▶ _Consigne a_: Recopiez à l'identique les lignes de données ci-dessous, de la ligne contenant « 290, 360, 359] » jusqu'à la ligne contenant « left view horizontal », celle-ci comprise.

***** Extrait *****

Fukushima, 10 ans après

Contaminations radioactives : « Au Japon, s’inquiéter revient à s’opposer au gouvernement »

Fukushima, 10 ans après

par Adèle Cailleteau

Au-delà des conséquences sanitaires et économiques, une catastrophe nucléaire comme celle de Fukushima a aussi des conséquences sociales et démocratiques. Christine Fassert s’est penchée sur ces dernières dans le cadre du projet de recherche franco-japonais Shinrai. Entretien.

Basta! : Sur quel cadre le gouvernement japonais s’est-il appuyé pour gérer l’accident nucléaire de Fukushima ?

Christine Fassert [1] : Le gouvernement japonais a mis en place un dispositif de zonage dont l’objectif principal est de localiser la radioactivité, en définissant des zones. Le gouvernement s’est appuyé sur le cadre réglementaire établi par les deux grandes institutions nucléaires internationales que sont l’AIEA (Association internationale pour l’énergie atomique) et la CIPR (Commission internationale de radioprotection) [2]. D’après la CIPR, la meilleure solution n’est pas forcément d’atteindre la dose de radioactivité la plus faible mais de faire « plus de bien que de mal » avec les mesures de radioprotection. Il s’agit de mettre sur un même plan les inconvénients causés par une exposition aux radiations avec ceux liés à des mesures de protection comme l’évacuation.

***** Données de l'exercice *****

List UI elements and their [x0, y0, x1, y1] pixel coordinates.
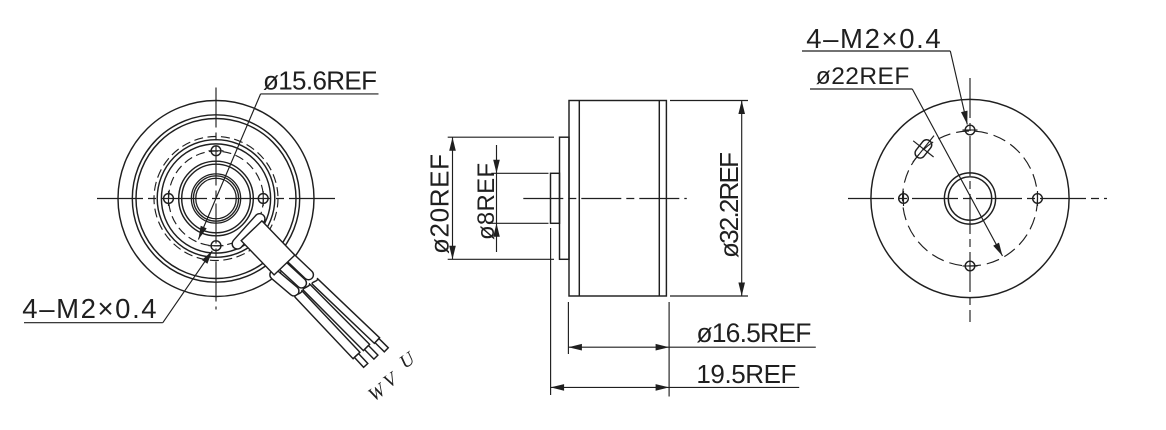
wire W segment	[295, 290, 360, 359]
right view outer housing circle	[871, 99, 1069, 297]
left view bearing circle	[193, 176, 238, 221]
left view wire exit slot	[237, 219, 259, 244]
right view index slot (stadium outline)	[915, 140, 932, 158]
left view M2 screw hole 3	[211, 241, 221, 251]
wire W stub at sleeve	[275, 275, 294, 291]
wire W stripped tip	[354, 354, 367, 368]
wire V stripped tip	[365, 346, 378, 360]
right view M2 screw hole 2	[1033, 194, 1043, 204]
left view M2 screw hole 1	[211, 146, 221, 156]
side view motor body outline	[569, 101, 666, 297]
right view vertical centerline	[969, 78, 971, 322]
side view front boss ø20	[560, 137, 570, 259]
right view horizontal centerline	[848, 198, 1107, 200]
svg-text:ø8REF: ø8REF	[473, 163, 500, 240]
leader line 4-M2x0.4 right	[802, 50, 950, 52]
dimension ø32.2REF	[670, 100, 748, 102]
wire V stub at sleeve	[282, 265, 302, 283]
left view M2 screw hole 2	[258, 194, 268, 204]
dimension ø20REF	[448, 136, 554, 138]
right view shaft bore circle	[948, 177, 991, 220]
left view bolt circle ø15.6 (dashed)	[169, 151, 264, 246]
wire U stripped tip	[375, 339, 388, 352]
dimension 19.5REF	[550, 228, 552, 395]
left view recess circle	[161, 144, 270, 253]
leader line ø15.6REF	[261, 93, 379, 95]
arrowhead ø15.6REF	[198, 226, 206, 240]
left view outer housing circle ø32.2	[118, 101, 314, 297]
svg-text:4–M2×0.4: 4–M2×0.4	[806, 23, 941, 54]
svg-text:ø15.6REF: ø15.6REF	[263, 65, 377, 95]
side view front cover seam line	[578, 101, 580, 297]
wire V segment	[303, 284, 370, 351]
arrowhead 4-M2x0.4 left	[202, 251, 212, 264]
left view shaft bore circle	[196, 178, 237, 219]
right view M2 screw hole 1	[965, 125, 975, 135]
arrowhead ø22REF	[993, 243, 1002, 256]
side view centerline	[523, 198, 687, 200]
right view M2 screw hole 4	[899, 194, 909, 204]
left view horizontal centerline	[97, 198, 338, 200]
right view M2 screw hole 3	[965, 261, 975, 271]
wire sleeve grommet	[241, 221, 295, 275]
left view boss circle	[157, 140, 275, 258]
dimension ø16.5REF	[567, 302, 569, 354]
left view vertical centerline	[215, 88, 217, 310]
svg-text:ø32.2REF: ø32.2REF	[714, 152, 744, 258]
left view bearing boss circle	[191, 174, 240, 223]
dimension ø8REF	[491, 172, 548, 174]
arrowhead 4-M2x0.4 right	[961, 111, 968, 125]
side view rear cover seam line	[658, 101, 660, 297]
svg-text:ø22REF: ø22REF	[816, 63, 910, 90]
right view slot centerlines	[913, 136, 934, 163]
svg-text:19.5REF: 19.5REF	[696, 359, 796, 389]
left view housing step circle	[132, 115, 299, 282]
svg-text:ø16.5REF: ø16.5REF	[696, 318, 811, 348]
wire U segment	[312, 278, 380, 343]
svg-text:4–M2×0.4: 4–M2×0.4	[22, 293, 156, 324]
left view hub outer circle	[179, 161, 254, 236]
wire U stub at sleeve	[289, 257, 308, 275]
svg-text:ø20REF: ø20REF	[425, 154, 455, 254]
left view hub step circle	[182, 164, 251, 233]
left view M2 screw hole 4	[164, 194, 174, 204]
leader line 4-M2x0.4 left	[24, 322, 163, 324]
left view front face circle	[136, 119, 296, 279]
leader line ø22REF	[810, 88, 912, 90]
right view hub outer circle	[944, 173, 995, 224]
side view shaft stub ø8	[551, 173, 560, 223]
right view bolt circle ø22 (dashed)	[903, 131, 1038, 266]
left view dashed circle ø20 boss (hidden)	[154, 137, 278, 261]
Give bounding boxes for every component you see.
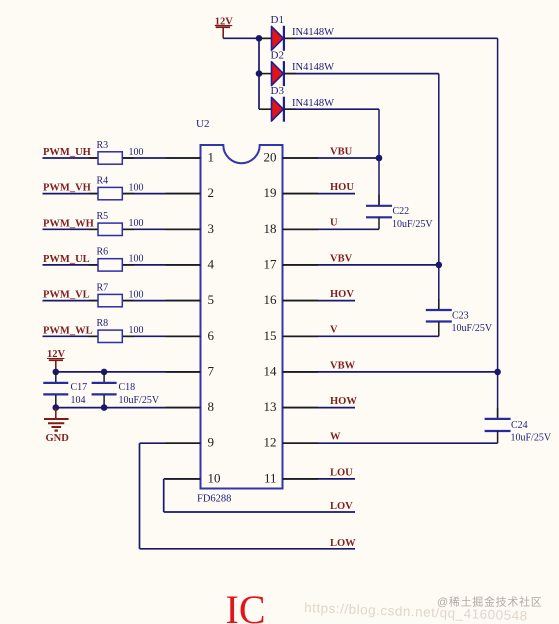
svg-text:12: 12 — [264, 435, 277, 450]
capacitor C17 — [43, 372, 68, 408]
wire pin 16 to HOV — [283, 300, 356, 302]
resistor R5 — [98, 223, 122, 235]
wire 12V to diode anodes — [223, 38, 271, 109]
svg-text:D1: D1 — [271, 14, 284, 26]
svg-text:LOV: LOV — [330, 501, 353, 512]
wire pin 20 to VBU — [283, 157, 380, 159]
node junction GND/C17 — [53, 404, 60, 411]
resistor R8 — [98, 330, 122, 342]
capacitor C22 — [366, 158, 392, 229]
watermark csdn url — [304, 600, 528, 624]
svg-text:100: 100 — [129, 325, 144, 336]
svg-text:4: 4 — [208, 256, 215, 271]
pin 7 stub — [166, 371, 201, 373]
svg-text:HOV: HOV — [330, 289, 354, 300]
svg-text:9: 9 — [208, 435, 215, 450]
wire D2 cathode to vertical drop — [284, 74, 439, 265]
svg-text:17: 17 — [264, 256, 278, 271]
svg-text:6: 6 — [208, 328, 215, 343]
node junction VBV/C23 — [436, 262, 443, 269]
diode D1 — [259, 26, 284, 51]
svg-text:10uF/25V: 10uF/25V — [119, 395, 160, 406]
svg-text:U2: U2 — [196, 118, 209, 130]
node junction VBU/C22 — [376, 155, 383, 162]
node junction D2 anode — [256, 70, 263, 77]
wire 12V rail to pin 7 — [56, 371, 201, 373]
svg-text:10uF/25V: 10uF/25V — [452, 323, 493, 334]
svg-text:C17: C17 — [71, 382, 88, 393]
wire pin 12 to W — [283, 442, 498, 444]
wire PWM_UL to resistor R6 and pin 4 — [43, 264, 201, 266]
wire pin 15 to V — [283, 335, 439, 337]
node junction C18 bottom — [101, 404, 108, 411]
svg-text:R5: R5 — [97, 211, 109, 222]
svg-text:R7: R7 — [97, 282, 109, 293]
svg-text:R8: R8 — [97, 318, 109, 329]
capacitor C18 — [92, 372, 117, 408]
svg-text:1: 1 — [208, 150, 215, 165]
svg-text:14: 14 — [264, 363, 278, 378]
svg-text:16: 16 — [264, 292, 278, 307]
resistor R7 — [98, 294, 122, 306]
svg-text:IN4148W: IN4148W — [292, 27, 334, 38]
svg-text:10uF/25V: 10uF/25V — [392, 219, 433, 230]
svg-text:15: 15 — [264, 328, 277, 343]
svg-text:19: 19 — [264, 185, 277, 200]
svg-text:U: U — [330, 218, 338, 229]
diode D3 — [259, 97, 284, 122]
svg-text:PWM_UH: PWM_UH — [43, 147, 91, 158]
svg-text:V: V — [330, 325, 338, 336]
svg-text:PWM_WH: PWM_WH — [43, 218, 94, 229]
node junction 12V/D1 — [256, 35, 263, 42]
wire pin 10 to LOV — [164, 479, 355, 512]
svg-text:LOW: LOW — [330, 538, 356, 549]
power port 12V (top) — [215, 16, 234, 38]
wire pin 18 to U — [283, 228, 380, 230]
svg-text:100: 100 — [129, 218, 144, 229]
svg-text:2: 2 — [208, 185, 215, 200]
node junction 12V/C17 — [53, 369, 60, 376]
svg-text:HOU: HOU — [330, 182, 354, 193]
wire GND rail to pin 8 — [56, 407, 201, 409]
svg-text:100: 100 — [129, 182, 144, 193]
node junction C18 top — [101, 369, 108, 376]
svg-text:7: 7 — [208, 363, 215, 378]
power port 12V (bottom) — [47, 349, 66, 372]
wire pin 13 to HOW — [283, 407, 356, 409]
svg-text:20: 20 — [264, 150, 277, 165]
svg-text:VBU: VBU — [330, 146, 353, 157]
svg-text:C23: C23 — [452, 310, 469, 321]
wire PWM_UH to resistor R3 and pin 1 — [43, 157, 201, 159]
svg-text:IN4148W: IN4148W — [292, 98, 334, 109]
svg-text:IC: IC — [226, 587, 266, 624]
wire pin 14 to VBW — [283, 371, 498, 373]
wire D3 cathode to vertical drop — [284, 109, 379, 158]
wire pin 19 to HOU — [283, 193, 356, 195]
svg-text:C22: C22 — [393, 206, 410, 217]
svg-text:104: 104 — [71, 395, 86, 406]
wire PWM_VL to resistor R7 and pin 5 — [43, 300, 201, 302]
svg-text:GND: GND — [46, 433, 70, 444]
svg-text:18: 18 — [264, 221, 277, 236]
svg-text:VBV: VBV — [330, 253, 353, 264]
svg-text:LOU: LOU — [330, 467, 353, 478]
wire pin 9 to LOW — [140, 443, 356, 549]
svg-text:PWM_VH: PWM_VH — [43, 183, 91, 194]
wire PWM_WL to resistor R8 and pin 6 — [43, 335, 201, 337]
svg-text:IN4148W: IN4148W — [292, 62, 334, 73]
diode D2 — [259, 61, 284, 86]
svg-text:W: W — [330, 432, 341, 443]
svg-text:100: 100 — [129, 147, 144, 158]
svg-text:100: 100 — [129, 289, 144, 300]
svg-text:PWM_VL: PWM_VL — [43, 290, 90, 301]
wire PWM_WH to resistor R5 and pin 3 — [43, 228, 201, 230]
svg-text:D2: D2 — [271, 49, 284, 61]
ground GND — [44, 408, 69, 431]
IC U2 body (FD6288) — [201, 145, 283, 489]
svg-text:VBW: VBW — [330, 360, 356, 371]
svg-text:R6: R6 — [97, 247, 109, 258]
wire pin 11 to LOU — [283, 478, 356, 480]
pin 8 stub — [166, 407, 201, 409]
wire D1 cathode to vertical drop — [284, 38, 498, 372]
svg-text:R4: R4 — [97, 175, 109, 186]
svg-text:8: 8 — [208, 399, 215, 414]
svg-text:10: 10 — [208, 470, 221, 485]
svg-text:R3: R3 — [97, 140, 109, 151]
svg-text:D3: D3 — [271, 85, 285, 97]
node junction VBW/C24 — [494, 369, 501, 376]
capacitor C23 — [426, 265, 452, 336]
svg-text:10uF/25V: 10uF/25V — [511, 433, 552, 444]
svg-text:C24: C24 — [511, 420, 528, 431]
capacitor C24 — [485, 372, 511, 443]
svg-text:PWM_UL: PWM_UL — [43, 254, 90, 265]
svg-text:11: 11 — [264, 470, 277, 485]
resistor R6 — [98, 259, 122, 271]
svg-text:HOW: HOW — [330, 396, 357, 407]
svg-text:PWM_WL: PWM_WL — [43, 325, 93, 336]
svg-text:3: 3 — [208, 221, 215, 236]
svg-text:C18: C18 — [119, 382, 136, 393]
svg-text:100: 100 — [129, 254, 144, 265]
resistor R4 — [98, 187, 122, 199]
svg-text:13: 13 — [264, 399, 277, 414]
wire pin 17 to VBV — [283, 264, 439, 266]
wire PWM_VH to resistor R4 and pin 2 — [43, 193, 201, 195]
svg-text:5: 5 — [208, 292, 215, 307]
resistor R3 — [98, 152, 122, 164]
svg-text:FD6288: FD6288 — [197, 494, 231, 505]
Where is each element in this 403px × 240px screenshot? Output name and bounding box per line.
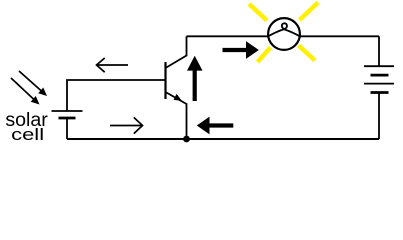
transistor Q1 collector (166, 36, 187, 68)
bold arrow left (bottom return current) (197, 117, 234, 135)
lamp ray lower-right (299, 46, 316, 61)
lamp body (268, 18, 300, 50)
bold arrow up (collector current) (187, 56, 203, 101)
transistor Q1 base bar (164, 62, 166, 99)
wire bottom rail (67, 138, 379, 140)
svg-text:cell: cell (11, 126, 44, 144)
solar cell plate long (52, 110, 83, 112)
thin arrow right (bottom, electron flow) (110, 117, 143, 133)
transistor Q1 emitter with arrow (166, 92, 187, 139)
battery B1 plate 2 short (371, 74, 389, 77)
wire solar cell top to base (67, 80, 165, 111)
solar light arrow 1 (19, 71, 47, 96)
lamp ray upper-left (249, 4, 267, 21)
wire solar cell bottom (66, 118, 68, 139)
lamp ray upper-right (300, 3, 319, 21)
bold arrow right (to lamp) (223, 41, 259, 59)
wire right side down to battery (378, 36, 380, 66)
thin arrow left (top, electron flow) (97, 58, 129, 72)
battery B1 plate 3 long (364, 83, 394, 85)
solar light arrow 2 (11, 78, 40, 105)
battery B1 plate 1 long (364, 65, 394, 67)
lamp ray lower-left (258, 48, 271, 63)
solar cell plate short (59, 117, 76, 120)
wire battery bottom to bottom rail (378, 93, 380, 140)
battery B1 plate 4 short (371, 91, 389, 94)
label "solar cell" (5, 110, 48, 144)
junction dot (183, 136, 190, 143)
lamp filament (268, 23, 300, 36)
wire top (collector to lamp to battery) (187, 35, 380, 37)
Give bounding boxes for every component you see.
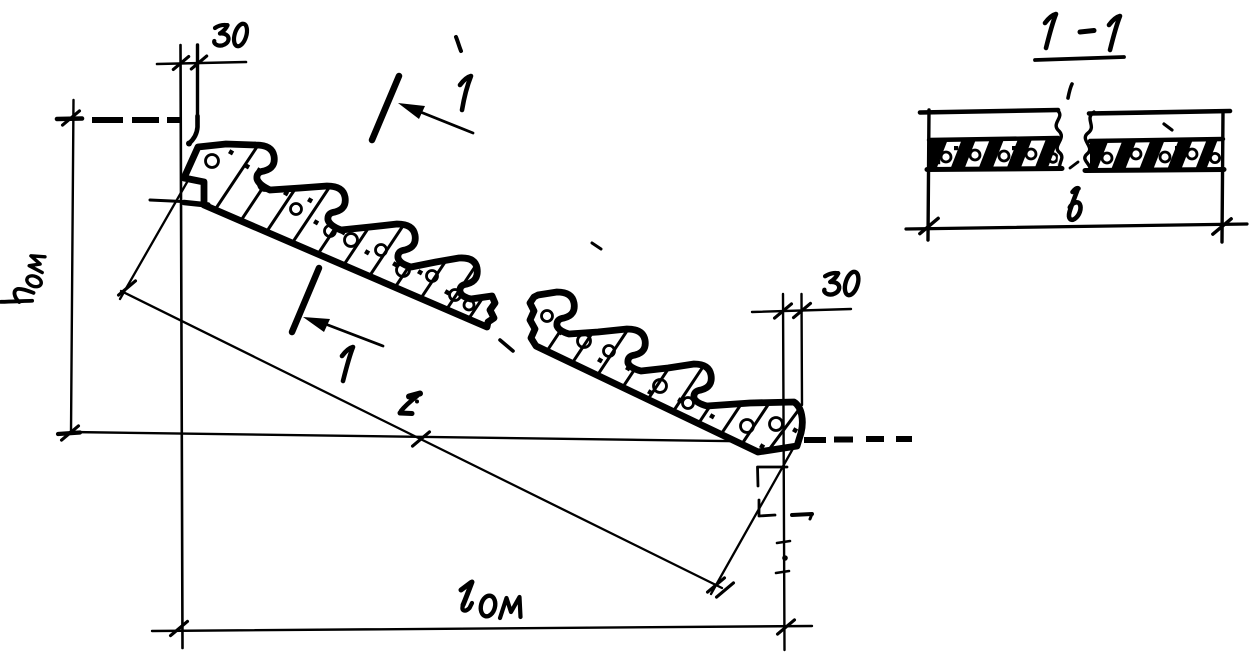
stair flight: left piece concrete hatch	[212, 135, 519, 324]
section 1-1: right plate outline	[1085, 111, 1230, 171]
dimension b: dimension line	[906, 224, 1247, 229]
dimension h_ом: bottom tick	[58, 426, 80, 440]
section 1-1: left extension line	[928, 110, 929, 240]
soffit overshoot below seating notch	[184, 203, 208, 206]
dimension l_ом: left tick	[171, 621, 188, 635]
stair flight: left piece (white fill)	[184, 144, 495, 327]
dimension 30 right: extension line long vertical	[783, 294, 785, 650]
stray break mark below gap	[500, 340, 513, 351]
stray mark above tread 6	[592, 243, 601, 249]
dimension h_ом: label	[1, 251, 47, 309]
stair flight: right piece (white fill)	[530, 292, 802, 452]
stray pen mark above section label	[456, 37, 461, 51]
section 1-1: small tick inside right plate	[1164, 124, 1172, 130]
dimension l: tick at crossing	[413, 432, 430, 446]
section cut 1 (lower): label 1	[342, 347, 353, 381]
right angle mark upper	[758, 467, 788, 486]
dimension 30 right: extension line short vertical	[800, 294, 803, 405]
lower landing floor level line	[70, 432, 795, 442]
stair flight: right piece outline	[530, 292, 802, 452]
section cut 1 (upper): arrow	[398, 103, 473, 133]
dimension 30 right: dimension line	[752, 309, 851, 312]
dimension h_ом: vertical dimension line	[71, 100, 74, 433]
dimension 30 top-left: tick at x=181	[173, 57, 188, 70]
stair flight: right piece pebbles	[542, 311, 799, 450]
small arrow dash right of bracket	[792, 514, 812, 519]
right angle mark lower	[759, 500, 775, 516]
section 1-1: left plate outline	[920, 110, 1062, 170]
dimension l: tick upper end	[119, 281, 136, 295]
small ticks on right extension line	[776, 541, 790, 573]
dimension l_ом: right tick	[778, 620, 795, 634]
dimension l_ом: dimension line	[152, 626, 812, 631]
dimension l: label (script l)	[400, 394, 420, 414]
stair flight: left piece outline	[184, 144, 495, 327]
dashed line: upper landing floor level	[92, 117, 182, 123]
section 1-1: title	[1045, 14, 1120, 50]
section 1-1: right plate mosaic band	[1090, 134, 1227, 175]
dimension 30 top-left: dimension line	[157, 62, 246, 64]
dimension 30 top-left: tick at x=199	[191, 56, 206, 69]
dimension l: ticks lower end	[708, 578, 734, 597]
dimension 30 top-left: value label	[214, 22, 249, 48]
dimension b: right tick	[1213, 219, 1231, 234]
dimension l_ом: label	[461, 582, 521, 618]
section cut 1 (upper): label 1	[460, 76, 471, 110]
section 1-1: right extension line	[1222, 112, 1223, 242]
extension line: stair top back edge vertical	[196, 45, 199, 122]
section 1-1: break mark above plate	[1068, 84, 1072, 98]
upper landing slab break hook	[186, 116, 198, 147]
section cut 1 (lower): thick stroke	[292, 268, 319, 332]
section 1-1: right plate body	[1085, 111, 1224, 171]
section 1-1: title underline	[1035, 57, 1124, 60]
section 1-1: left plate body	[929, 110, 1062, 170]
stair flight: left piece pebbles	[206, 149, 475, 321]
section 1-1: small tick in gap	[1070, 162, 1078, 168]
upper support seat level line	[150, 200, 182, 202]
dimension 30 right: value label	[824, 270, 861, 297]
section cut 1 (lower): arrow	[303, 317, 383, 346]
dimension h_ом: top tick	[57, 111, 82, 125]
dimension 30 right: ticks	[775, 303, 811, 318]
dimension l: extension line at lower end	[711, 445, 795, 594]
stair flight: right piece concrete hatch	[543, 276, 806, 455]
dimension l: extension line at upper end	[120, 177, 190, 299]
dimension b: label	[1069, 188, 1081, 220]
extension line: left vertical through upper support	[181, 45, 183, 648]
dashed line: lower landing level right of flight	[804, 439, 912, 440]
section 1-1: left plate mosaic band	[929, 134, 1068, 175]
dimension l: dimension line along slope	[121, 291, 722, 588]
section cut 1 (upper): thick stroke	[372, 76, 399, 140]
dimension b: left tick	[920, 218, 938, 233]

*****

▶ _Consigne b_: Reproduisez fidèlement, s'il vous plaît, l'extrait sur Fukushima depuis « Basta! : Sur quel » jusqu'à « protection comme l’évacuation. » inclus.

▶ _Réponse complète a_:
wire W segment	[295, 290, 360, 359]
right view outer housing circle	[871, 99, 1069, 297]
left view bearing circle	[193, 176, 238, 221]
left view wire exit slot	[237, 219, 259, 244]
right view index slot (stadium outline)	[915, 140, 932, 158]
left view M2 screw hole 3	[211, 241, 221, 251]
wire W stub at sleeve	[275, 275, 294, 291]
wire W stripped tip	[354, 354, 367, 368]
wire V stripped tip	[365, 346, 378, 360]
right view M2 screw hole 2	[1033, 194, 1043, 204]
left view M2 screw hole 1	[211, 146, 221, 156]
side view motor body outline	[569, 101, 666, 297]
right view vertical centerline	[969, 78, 971, 322]
side view front boss ø20	[560, 137, 570, 259]
right view horizontal centerline	[848, 198, 1107, 200]
svg-text:ø8REF: ø8REF	[473, 163, 500, 240]
leader line 4-M2x0.4 right	[802, 50, 950, 52]
dimension ø32.2REF	[670, 100, 748, 102]
wire V stub at sleeve	[282, 265, 302, 283]
left view M2 screw hole 2	[258, 194, 268, 204]
dimension ø20REF	[448, 136, 554, 138]
right view shaft bore circle	[948, 177, 991, 220]
left view bolt circle ø15.6 (dashed)	[169, 151, 264, 246]
wire U stripped tip	[375, 339, 388, 352]
dimension 19.5REF	[550, 228, 552, 395]
left view recess circle	[161, 144, 270, 253]
leader line ø15.6REF	[261, 93, 379, 95]
arrowhead ø15.6REF	[198, 226, 206, 240]
left view outer housing circle ø32.2	[118, 101, 314, 297]
svg-text:4–M2×0.4: 4–M2×0.4	[806, 23, 941, 54]
svg-text:ø15.6REF: ø15.6REF	[263, 65, 377, 95]
side view front cover seam line	[578, 101, 580, 297]
wire V segment	[303, 284, 370, 351]
arrowhead 4-M2x0.4 left	[202, 251, 212, 264]
left view shaft bore circle	[196, 178, 237, 219]
right view M2 screw hole 1	[965, 125, 975, 135]
arrowhead ø22REF	[993, 243, 1002, 256]
side view centerline	[523, 198, 687, 200]
right view M2 screw hole 4	[899, 194, 909, 204]
left view horizontal centerline	[97, 198, 338, 200]

▶ _Réponse complète b_:
Basta! : Sur quel cadre le gouvernement japonais s’est-il appuyé pour gérer l’accident nucléaire de Fukushima ?

Christine Fassert [1] : Le gouvernement japonais a mis en place un dispositif de zonage dont l’objectif principal est de localiser la radioactivité, en définissant des zones. Le gouvernement s’est appuyé sur le cadre réglementaire établi par les deux grandes institutions nucléaires internationales que sont l’AIEA (Association internationale pour l’énergie atomique) et la CIPR (Commission internationale de radioprotection) [2]. D’après la CIPR, la meilleure solution n’est pas forcément d’atteindre la dose de radioactivité la plus faible mais de faire « plus de bien que de mal » avec les mesures de radioprotection. Il s’agit de mettre sur un même plan les inconvénients causés par une exposition aux radiations avec ceux liés à des mesures de protection comme l’évacuation.